-- start --

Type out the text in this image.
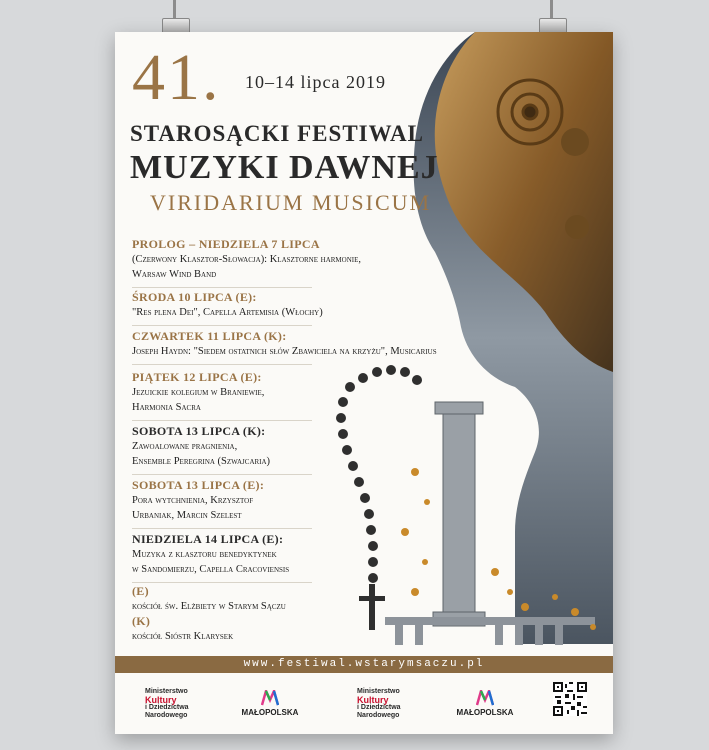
41. 10–14 lipca 2019
STAROSĄCKI FESTIWAL
MUZYKI DAWNEJ
VIRIDARIUM MUSICUM
PROLOG – NIEDZIELA 7 LIPCA
(Czerwony Klasztor-Słowacja): Klasztorne harmonie,
Warsaw Wind Band
ŚRODA 10 LIPCA (E):
"Res plena Dei", Capella Artemisia (Włochy)
CZWARTEK 11 LIPCA (K):
Joseph Haydn: "Siedem ostatnich słów Zbawiciela na krzyżu", Musicarius
PIĄTEK 12 LIPCA (E):
Jezuickie kolegium w Braniewie,
Harmonia Sacra
SOBOTA 13 LIPCA (K):
Zawoalowane pragnienia,
Ensemble Peregrina (Szwajcaria)
SOBOTA 13 LIPCA (E):
Pora wytchnienia, Krzysztof
Urbaniak, Marcin Szelest
NIEDZIELA 14 LIPCA (E):
Muzyka z klasztoru benedyktynek
w Sandomierzu, Capella Cracoviensis
(E)
kościół św. Elżbiety w Starym Sączu
(K)
kościół Sióstr Klarysek
www.festiwal.wstarymsaczu.pl
Ministerstwo
Kultury
i Dziedzictwa
Narodowego	MAŁOPOLSKA
Ministerstwo
Kultury
i Dziedzictwa
Narodowego	MAŁOPOLSKA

-- end --

## Written instruction
Write out all the entries exactly, except for the pictures.

## Full answer
Type out the text in this image.
41. 10–14 lipca 2019
STAROSĄCKI FESTIWAL
MUZYKI DAWNEJ
VIRIDARIUM MUSICUM
PROLOG – NIEDZIELA 7 LIPCA
(Czerwony Klasztor-Słowacja): Klasztorne harmonie,
Warsaw Wind Band
ŚRODA 10 LIPCA (E):
"Res plena Dei", Capella Artemisia (Włochy)
CZWARTEK 11 LIPCA (K):
Joseph Haydn: "Siedem ostatnich słów Zbawiciela na krzyżu", Musicarius
PIĄTEK 12 LIPCA (E):
Jezuickie kolegium w Braniewie,
Harmonia Sacra
SOBOTA 13 LIPCA (K):
Zawoalowane pragnienia,
Ensemble Peregrina (Szwajcaria)
SOBOTA 13 LIPCA (E):
Pora wytchnienia, Krzysztof
Urbaniak, Marcin Szelest
NIEDZIELA 14 LIPCA (E):
Muzyka z klasztoru benedyktynek
w Sandomierzu, Capella Cracoviensis
(E)
kościół św. Elżbiety w Starym Sączu
(K)
kościół Sióstr Klarysek
www.festiwal.wstarymsaczu.pl
Ministerstwo
Kultury
i Dziedzictwa
Narodowego	MAŁOPOLSKA
Ministerstwo
Kultury
i Dziedzictwa
Narodowego	MAŁOPOLSKA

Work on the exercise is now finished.